**MATERIAL FOR THIS TASK:**

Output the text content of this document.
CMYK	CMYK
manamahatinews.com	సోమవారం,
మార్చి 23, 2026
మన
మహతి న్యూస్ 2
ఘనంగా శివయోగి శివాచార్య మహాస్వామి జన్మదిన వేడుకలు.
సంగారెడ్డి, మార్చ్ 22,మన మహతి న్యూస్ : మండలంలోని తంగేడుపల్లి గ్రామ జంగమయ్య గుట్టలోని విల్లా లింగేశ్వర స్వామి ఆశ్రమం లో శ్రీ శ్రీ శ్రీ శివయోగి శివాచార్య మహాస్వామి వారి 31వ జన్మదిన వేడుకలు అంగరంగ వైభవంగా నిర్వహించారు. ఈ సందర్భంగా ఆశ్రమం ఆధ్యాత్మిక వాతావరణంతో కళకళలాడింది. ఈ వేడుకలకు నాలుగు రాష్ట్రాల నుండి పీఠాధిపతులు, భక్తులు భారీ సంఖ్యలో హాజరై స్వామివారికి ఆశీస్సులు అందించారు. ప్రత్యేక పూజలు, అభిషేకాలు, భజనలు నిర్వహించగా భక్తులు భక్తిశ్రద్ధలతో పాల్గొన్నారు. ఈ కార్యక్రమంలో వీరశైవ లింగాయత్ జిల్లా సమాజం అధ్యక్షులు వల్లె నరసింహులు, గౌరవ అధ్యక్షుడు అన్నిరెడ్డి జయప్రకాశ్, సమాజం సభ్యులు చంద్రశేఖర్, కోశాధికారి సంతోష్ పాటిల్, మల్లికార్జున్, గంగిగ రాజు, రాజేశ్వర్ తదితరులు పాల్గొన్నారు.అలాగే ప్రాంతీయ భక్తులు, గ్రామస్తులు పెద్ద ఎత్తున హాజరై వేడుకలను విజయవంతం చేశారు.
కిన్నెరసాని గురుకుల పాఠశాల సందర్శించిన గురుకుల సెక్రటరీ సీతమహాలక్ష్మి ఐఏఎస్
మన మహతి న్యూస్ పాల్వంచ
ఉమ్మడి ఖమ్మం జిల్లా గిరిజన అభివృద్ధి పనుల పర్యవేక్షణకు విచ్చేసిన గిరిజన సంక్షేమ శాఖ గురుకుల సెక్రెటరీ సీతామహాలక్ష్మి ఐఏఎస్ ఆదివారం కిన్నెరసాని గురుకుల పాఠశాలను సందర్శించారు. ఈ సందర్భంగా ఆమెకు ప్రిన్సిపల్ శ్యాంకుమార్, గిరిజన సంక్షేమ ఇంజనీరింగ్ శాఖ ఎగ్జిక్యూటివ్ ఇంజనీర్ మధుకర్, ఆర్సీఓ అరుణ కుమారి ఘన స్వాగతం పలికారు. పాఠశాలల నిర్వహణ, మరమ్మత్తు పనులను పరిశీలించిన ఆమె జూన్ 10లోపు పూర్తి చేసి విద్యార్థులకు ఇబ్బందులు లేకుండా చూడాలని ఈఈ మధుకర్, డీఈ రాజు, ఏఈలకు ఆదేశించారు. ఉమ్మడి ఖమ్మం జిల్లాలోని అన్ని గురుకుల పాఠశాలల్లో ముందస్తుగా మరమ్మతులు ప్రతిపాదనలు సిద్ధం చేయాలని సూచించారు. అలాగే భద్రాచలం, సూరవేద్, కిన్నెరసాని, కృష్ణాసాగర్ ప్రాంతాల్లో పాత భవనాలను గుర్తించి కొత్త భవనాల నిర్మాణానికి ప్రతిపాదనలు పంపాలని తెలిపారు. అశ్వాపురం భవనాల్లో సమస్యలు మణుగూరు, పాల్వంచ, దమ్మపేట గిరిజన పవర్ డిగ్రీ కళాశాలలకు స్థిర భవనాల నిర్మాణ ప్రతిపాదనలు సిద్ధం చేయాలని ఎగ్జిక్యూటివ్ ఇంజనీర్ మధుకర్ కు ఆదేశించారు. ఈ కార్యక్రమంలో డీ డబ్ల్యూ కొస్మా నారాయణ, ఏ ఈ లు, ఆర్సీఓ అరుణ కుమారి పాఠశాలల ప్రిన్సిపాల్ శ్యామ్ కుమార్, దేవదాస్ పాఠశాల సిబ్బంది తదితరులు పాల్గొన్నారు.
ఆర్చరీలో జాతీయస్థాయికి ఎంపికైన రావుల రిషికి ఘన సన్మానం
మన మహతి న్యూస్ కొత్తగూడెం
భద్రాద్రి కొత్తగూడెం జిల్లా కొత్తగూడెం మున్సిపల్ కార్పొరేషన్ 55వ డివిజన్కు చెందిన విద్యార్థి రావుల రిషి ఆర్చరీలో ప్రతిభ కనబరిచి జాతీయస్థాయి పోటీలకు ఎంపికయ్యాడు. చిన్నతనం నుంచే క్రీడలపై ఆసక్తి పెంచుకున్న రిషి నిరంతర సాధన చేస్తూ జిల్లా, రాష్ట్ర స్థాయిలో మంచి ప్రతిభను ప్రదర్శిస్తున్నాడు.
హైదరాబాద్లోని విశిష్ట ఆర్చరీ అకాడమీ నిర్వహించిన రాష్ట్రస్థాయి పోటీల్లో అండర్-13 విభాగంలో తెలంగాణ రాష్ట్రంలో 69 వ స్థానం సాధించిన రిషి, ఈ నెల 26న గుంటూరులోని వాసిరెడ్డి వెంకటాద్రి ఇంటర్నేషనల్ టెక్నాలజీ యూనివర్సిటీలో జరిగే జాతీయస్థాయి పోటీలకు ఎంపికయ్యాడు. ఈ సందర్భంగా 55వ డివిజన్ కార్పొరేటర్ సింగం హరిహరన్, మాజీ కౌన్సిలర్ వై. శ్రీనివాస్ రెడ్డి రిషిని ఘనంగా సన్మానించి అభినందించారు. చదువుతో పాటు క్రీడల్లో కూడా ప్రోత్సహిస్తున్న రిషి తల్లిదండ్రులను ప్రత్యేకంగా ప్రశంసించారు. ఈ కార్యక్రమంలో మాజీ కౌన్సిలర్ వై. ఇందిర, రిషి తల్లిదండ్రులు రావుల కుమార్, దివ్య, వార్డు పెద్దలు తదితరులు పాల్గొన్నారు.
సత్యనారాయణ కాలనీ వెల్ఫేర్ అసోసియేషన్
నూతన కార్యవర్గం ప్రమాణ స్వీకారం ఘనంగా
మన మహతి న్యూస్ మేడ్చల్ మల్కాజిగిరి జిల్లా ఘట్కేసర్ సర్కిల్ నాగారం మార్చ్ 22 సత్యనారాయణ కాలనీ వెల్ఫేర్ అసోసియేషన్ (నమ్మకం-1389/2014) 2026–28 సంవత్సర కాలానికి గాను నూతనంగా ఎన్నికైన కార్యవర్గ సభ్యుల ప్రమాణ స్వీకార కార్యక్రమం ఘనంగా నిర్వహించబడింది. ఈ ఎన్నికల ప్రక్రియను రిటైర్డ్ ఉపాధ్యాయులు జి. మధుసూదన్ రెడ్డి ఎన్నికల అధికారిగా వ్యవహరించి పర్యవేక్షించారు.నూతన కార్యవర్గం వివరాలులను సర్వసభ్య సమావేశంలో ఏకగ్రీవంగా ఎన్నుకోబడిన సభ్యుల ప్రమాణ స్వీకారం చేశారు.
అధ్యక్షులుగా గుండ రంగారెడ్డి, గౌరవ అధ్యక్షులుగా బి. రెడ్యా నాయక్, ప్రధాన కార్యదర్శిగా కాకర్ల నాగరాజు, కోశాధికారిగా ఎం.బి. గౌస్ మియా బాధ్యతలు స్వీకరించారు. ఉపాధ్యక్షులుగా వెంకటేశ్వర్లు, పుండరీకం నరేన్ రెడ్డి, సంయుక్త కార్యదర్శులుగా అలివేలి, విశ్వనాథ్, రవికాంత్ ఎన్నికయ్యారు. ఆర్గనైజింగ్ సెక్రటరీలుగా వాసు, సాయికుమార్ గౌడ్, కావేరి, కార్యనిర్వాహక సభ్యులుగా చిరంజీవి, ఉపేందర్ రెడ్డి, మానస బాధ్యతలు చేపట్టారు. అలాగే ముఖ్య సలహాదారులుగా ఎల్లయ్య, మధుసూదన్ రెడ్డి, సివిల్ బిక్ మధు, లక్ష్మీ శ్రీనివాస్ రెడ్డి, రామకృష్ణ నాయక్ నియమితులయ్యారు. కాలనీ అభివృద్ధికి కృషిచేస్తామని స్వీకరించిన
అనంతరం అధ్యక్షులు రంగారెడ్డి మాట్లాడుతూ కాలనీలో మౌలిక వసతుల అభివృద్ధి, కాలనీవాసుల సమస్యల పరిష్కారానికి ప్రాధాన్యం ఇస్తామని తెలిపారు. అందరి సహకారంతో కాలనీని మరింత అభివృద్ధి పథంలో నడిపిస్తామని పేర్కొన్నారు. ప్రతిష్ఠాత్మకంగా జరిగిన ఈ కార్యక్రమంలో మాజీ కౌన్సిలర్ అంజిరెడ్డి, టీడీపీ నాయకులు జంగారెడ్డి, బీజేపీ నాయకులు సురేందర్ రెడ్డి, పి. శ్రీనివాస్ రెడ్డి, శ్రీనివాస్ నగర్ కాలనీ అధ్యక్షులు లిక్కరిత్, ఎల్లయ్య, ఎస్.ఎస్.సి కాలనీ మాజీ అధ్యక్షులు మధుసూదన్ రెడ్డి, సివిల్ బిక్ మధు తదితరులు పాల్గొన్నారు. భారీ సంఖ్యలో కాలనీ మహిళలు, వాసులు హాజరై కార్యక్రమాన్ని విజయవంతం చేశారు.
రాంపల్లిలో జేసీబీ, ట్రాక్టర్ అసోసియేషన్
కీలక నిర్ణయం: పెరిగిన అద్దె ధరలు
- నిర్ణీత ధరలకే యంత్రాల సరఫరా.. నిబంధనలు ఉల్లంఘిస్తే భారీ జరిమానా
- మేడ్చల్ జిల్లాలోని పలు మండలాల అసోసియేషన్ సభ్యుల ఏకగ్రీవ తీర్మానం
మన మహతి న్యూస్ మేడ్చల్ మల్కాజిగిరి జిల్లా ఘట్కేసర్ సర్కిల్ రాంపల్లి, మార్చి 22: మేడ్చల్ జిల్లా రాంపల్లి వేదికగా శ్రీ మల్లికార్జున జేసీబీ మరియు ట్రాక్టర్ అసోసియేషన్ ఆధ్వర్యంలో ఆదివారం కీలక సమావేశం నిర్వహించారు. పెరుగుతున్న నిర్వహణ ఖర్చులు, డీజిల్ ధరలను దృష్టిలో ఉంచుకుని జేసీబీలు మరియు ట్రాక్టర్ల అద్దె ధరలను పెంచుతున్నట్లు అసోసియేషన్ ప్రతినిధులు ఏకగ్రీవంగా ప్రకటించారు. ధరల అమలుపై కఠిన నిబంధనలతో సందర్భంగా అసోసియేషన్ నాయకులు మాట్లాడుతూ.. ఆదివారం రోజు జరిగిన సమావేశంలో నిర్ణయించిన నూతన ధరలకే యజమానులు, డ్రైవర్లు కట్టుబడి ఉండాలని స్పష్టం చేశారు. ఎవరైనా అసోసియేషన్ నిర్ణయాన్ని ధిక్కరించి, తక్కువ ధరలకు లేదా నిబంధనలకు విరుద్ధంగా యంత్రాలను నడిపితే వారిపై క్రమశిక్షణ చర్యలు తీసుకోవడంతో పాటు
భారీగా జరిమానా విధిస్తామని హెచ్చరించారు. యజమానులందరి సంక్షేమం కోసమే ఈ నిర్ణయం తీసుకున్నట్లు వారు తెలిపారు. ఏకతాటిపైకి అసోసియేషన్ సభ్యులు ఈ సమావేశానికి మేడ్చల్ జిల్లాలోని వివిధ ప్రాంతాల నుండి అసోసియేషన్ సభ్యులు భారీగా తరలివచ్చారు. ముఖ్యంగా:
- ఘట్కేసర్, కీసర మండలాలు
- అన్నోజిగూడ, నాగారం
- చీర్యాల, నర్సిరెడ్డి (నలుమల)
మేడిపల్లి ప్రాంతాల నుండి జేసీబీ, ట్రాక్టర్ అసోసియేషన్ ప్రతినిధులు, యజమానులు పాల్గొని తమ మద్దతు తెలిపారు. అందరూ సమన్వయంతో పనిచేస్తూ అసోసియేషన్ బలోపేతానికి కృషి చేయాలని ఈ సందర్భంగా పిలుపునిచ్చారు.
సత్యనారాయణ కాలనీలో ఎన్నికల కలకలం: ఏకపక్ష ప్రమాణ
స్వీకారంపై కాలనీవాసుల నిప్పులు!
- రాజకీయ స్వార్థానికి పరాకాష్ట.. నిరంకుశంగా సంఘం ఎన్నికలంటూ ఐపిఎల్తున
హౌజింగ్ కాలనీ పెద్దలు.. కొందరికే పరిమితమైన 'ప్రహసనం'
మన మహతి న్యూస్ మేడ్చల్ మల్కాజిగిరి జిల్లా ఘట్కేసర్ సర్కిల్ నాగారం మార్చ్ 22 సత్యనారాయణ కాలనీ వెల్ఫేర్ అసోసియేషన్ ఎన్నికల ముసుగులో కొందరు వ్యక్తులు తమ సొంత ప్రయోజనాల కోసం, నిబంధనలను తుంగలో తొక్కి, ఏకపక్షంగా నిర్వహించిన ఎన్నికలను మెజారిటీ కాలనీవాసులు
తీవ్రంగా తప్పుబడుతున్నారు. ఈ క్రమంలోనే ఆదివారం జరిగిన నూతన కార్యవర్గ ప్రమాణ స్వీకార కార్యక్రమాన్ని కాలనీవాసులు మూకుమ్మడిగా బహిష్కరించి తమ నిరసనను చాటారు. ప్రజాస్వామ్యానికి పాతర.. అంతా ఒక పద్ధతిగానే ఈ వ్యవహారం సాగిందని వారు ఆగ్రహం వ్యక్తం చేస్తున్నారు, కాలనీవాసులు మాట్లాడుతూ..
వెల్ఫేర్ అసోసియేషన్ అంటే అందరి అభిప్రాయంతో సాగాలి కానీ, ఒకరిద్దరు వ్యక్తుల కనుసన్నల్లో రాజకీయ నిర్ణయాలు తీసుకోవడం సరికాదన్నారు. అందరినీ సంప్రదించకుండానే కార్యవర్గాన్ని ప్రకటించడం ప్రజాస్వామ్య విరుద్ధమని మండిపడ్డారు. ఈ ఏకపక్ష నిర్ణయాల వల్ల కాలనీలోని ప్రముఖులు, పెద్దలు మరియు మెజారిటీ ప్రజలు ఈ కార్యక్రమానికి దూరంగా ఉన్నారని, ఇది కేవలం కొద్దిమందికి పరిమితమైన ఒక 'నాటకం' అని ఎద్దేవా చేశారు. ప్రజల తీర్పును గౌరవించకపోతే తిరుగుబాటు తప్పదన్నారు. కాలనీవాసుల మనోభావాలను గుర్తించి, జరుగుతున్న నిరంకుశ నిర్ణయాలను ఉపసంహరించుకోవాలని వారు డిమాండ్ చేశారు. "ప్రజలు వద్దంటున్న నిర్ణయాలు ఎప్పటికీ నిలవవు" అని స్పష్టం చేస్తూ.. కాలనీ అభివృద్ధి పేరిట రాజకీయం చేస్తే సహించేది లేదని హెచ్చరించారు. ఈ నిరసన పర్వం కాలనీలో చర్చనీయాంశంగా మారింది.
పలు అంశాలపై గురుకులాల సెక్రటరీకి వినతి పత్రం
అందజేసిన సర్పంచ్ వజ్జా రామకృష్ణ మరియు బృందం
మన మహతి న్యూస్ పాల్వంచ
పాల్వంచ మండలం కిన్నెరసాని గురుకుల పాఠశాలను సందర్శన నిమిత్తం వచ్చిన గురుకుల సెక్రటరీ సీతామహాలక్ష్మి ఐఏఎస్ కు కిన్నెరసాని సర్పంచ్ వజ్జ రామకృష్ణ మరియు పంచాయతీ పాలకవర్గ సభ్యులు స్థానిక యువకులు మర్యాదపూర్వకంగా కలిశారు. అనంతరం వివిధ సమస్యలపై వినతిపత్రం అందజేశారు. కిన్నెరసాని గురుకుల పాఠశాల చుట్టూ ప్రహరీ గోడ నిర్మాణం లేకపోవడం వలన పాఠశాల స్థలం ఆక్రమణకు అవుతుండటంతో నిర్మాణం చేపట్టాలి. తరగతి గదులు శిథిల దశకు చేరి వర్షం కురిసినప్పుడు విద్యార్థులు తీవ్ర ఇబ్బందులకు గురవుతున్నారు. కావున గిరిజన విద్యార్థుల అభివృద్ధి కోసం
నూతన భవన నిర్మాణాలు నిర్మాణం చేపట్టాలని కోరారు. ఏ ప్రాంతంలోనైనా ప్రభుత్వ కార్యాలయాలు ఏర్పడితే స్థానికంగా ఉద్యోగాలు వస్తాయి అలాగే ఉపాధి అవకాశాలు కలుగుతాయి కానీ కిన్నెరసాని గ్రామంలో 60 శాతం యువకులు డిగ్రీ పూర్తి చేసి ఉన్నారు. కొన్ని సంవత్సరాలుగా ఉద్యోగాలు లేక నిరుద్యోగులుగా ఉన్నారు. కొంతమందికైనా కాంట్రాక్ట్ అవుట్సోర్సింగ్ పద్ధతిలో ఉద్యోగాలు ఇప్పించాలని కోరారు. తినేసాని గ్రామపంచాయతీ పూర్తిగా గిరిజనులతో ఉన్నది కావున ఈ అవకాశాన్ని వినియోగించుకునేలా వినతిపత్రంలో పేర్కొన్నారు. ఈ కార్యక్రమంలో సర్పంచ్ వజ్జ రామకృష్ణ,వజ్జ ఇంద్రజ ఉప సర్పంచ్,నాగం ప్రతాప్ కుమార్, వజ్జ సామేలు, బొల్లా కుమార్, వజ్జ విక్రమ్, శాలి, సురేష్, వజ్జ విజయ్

**PROBLEM:**
Report every line containing the word "ధరలక" from the listing above.

**TASK RESPONSE:**
- నిర్ణీత ధరలకే యంత్రాల సరఫరా.. నిబంధనలు ఉల్లంఘిస్తే భారీ జరిమానా
మన మహతి న్యూస్ మేడ్చల్ మల్కాజిగిరి జిల్లా ఘట్కేసర్ సర్కిల్ రాంపల్లి, మార్చి 22: మేడ్చల్ జిల్లా రాంపల్లి వేదికగా శ్రీ మల్లికార్జున జేసీబీ మరియు ట్రాక్టర్ అసోసియేషన్ ఆధ్వర్యంలో ఆదివారం కీలక సమావేశం నిర్వహించారు. పెరుగుతున్న నిర్వహణ ఖర్చులు, డీజిల్ ధరలను దృష్టిలో ఉంచుకుని జేసీబీలు మరియు ట్రాక్టర్ల అద్దె ధరలను పెంచుతున్నట్లు అసోసియేషన్ ప్రతినిధులు ఏకగ్రీవంగా ప్రకటించారు. ధరల అమలుపై కఠిన నిబంధనలతో సందర్భంగా అసోసియేషన్ నాయకులు మాట్లాడుతూ.. ఆదివారం రోజు జరిగిన సమావేశంలో నిర్ణయించిన నూతన ధరలకే యజమానులు, డ్రైవర్లు కట్టుబడి ఉండాలని స్పష్టం చేశారు. ఎవరైనా అసోసియేషన్ నిర్ణయాన్ని ధిక్కరించి, తక్కువ ధరలకు లేదా నిబంధనలకు విరుద్ధంగా యంత్రాలను నడిపితే వారిపై క్రమశిక్షణ చర్యలు తీసుకోవడంతో పాటు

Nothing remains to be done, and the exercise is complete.